* [What you need to do] Please restate the following records word for word.

(Figure record listings)
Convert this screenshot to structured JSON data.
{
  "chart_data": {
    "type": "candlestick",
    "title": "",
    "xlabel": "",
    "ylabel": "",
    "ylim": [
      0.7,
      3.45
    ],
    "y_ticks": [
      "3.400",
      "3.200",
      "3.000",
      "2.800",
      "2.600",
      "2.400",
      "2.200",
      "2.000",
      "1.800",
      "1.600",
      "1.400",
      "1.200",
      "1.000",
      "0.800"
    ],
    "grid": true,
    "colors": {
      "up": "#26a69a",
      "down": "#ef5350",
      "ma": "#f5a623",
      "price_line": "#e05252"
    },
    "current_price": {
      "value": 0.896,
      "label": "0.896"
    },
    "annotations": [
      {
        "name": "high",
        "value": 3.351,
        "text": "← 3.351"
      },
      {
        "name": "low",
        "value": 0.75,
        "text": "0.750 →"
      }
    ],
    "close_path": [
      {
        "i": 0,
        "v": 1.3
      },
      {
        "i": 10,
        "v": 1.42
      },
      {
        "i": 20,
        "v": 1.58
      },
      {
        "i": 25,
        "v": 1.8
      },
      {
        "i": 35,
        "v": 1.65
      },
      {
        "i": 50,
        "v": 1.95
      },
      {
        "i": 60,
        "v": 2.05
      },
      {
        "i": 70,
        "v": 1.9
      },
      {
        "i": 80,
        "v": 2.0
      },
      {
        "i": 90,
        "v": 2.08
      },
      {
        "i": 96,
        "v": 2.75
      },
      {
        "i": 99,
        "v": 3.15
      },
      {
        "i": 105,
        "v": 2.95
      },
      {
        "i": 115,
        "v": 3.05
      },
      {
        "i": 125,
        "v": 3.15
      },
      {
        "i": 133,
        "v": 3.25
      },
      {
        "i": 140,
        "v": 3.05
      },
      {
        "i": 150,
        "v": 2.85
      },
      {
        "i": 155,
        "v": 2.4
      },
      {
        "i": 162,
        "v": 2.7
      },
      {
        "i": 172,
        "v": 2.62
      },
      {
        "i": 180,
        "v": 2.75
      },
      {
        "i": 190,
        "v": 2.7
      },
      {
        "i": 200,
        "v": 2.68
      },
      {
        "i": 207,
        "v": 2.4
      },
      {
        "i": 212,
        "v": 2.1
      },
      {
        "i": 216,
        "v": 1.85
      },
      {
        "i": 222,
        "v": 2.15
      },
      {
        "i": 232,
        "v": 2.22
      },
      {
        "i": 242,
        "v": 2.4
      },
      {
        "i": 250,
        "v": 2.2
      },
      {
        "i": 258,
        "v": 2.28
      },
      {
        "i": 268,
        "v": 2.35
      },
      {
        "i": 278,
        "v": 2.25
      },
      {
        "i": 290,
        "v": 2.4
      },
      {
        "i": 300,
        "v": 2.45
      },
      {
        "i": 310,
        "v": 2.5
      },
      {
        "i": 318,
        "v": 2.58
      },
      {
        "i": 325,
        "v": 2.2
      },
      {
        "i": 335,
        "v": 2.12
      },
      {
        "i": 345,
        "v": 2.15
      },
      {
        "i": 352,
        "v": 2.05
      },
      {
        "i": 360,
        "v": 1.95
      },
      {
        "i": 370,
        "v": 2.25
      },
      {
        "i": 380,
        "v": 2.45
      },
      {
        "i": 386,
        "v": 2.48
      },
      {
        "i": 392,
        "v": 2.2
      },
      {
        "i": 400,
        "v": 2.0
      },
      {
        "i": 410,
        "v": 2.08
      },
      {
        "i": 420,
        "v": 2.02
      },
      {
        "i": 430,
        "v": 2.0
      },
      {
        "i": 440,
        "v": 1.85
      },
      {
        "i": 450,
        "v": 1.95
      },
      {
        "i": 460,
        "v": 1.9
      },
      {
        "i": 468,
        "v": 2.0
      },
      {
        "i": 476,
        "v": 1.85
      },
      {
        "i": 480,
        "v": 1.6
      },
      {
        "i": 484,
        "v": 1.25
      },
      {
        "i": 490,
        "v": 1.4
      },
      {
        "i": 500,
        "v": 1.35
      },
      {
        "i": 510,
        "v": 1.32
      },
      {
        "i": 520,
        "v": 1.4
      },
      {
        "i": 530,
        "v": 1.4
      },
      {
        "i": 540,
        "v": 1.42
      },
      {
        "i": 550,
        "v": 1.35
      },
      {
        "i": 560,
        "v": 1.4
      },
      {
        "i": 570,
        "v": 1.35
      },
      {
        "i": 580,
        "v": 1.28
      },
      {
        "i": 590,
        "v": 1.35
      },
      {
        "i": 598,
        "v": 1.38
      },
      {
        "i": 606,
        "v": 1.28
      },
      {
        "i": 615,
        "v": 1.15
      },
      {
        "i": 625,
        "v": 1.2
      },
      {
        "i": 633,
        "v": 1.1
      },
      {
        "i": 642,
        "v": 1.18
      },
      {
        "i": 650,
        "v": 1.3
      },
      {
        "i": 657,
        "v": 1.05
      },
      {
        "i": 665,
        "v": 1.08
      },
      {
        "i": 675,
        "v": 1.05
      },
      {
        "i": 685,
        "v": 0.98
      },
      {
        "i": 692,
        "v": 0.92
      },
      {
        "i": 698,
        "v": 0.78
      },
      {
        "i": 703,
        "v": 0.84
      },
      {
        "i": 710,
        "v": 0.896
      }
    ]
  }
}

* [Complete answer]
Convert this screenshot to structured JSON data.
{
  "chart_data": {
    "type": "candlestick",
    "title": "",
    "xlabel": "",
    "ylabel": "",
    "ylim": [
      0.7,
      3.45
    ],
    "y_ticks": [
      "3.400",
      "3.200",
      "3.000",
      "2.800",
      "2.600",
      "2.400",
      "2.200",
      "2.000",
      "1.800",
      "1.600",
      "1.400",
      "1.200",
      "1.000",
      "0.800"
    ],
    "grid": true,
    "colors": {
      "up": "#26a69a",
      "down": "#ef5350",
      "ma": "#f5a623",
      "price_line": "#e05252"
    },
    "current_price": {
      "value": 0.896,
      "label": "0.896"
    },
    "annotations": [
      {
        "name": "high",
        "value": 3.351,
        "text": "← 3.351"
      },
      {
        "name": "low",
        "value": 0.75,
        "text": "0.750 →"
      }
    ],
    "close_path": [
      {
        "i": 0,
        "v": 1.3
      },
      {
        "i": 10,
        "v": 1.42
      },
      {
        "i": 20,
        "v": 1.58
      },
      {
        "i": 25,
        "v": 1.8
      },
      {
        "i": 35,
        "v": 1.65
      },
      {
        "i": 50,
        "v": 1.95
      },
      {
        "i": 60,
        "v": 2.05
      },
      {
        "i": 70,
        "v": 1.9
      },
      {
        "i": 80,
        "v": 2.0
      },
      {
        "i": 90,
        "v": 2.08
      },
      {
        "i": 96,
        "v": 2.75
      },
      {
        "i": 99,
        "v": 3.15
      },
      {
        "i": 105,
        "v": 2.95
      },
      {
        "i": 115,
        "v": 3.05
      },
      {
        "i": 125,
        "v": 3.15
      },
      {
        "i": 133,
        "v": 3.25
      },
      {
        "i": 140,
        "v": 3.05
      },
      {
        "i": 150,
        "v": 2.85
      },
      {
        "i": 155,
        "v": 2.4
      },
      {
        "i": 162,
        "v": 2.7
      },
      {
        "i": 172,
        "v": 2.62
      },
      {
        "i": 180,
        "v": 2.75
      },
      {
        "i": 190,
        "v": 2.7
      },
      {
        "i": 200,
        "v": 2.68
      },
      {
        "i": 207,
        "v": 2.4
      },
      {
        "i": 212,
        "v": 2.1
      },
      {
        "i": 216,
        "v": 1.85
      },
      {
        "i": 222,
        "v": 2.15
      },
      {
        "i": 232,
        "v": 2.22
      },
      {
        "i": 242,
        "v": 2.4
      },
      {
        "i": 250,
        "v": 2.2
      },
      {
        "i": 258,
        "v": 2.28
      },
      {
        "i": 268,
        "v": 2.35
      },
      {
        "i": 278,
        "v": 2.25
      },
      {
        "i": 290,
        "v": 2.4
      },
      {
        "i": 300,
        "v": 2.45
      },
      {
        "i": 310,
        "v": 2.5
      },
      {
        "i": 318,
        "v": 2.58
      },
      {
        "i": 325,
        "v": 2.2
      },
      {
        "i": 335,
        "v": 2.12
      },
      {
        "i": 345,
        "v": 2.15
      },
      {
        "i": 352,
        "v": 2.05
      },
      {
        "i": 360,
        "v": 1.95
      },
      {
        "i": 370,
        "v": 2.25
      },
      {
        "i": 380,
        "v": 2.45
      },
      {
        "i": 386,
        "v": 2.48
      },
      {
        "i": 392,
        "v": 2.2
      },
      {
        "i": 400,
        "v": 2.0
      },
      {
        "i": 410,
        "v": 2.08
      },
      {
        "i": 420,
        "v": 2.02
      },
      {
        "i": 430,
        "v": 2.0
      },
      {
        "i": 440,
        "v": 1.85
      },
      {
        "i": 450,
        "v": 1.95
      },
      {
        "i": 460,
        "v": 1.9
      },
      {
        "i": 468,
        "v": 2.0
      },
      {
        "i": 476,
        "v": 1.85
      },
      {
        "i": 480,
        "v": 1.6
      },
      {
        "i": 484,
        "v": 1.25
      },
      {
        "i": 490,
        "v": 1.4
      },
      {
        "i": 500,
        "v": 1.35
      },
      {
        "i": 510,
        "v": 1.32
      },
      {
        "i": 520,
        "v": 1.4
      },
      {
        "i": 530,
        "v": 1.4
      },
      {
        "i": 540,
        "v": 1.42
      },
      {
        "i": 550,
        "v": 1.35
      },
      {
        "i": 560,
        "v": 1.4
      },
      {
        "i": 570,
        "v": 1.35
      },
      {
        "i": 580,
        "v": 1.28
      },
      {
        "i": 590,
        "v": 1.35
      },
      {
        "i": 598,
        "v": 1.38
      },
      {
        "i": 606,
        "v": 1.28
      },
      {
        "i": 615,
        "v": 1.15
      },
      {
        "i": 625,
        "v": 1.2
      },
      {
        "i": 633,
        "v": 1.1
      },
      {
        "i": 642,
        "v": 1.18
      },
      {
        "i": 650,
        "v": 1.3
      },
      {
        "i": 657,
        "v": 1.05
      },
      {
        "i": 665,
        "v": 1.08
      },
      {
        "i": 675,
        "v": 1.05
      },
      {
        "i": 685,
        "v": 0.98
      },
      {
        "i": 692,
        "v": 0.92
      },
      {
        "i": 698,
        "v": 0.78
      },
      {
        "i": 703,
        "v": 0.84
      },
      {
        "i": 710,
        "v": 0.896
      }
    ]
  }
}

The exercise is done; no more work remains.